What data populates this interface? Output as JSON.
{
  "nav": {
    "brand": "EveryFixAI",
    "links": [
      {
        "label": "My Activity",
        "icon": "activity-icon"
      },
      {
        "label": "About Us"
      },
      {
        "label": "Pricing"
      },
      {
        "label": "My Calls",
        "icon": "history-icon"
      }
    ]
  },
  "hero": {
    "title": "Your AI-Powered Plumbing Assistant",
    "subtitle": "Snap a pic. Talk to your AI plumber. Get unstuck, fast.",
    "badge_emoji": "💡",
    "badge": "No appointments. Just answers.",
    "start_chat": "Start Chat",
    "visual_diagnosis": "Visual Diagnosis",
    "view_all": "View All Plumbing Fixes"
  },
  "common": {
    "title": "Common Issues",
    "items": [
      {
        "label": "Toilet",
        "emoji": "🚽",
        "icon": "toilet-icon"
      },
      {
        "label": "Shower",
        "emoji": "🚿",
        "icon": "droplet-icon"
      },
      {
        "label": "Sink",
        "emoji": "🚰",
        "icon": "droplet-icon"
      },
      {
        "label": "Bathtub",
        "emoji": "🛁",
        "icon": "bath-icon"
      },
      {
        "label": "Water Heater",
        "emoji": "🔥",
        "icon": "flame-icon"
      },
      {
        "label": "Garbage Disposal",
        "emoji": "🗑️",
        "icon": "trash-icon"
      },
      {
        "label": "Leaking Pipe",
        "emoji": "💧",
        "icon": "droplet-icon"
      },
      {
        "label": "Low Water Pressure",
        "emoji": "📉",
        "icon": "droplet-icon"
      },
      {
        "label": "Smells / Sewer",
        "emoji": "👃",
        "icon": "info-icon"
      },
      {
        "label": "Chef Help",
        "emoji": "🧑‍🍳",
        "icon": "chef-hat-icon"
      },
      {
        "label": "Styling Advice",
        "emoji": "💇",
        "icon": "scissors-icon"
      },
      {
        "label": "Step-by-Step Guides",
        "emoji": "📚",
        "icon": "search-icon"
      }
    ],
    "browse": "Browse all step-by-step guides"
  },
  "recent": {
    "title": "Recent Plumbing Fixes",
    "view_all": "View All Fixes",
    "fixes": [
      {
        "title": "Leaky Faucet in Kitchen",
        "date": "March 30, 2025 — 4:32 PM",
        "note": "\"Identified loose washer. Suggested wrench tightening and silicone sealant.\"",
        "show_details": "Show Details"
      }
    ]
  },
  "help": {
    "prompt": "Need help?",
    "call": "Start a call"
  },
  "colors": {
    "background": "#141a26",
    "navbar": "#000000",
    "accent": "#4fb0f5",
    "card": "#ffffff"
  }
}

*WHAT IS ASKED*
All of the entries above must be quoted exactly.

*EXERCISE RESPONSE*
What data populates this interface? Output as JSON.
{
  "nav": {
    "brand": "EveryFixAI",
    "links": [
      {
        "label": "My Activity",
        "icon": "activity-icon"
      },
      {
        "label": "About Us"
      },
      {
        "label": "Pricing"
      },
      {
        "label": "My Calls",
        "icon": "history-icon"
      }
    ]
  },
  "hero": {
    "title": "Your AI-Powered Plumbing Assistant",
    "subtitle": "Snap a pic. Talk to your AI plumber. Get unstuck, fast.",
    "badge_emoji": "💡",
    "badge": "No appointments. Just answers.",
    "start_chat": "Start Chat",
    "visual_diagnosis": "Visual Diagnosis",
    "view_all": "View All Plumbing Fixes"
  },
  "common": {
    "title": "Common Issues",
    "items": [
      {
        "label": "Toilet",
        "emoji": "🚽",
        "icon": "toilet-icon"
      },
      {
        "label": "Shower",
        "emoji": "🚿",
        "icon": "droplet-icon"
      },
      {
        "label": "Sink",
        "emoji": "🚰",
        "icon": "droplet-icon"
      },
      {
        "label": "Bathtub",
        "emoji": "🛁",
        "icon": "bath-icon"
      },
      {
        "label": "Water Heater",
        "emoji": "🔥",
        "icon": "flame-icon"
      },
      {
        "label": "Garbage Disposal",
        "emoji": "🗑️",
        "icon": "trash-icon"
      },
      {
        "label": "Leaking Pipe",
        "emoji": "💧",
        "icon": "droplet-icon"
      },
      {
        "label": "Low Water Pressure",
        "emoji": "📉",
        "icon": "droplet-icon"
      },
      {
        "label": "Smells / Sewer",
        "emoji": "👃",
        "icon": "info-icon"
      },
      {
        "label": "Chef Help",
        "emoji": "🧑‍🍳",
        "icon": "chef-hat-icon"
      },
      {
        "label": "Styling Advice",
        "emoji": "💇",
        "icon": "scissors-icon"
      },
      {
        "label": "Step-by-Step Guides",
        "emoji": "📚",
        "icon": "search-icon"
      }
    ],
    "browse": "Browse all step-by-step guides"
  },
  "recent": {
    "title": "Recent Plumbing Fixes",
    "view_all": "View All Fixes",
    "fixes": [
      {
        "title": "Leaky Faucet in Kitchen",
        "date": "March 30, 2025 — 4:32 PM",
        "note": "\"Identified loose washer. Suggested wrench tightening and silicone sealant.\"",
        "show_details": "Show Details"
      }
    ]
  },
  "help": {
    "prompt": "Need help?",
    "call": "Start a call"
  },
  "colors": {
    "background": "#141a26",
    "navbar": "#000000",
    "accent": "#4fb0f5",
    "card": "#ffffff"
  }
}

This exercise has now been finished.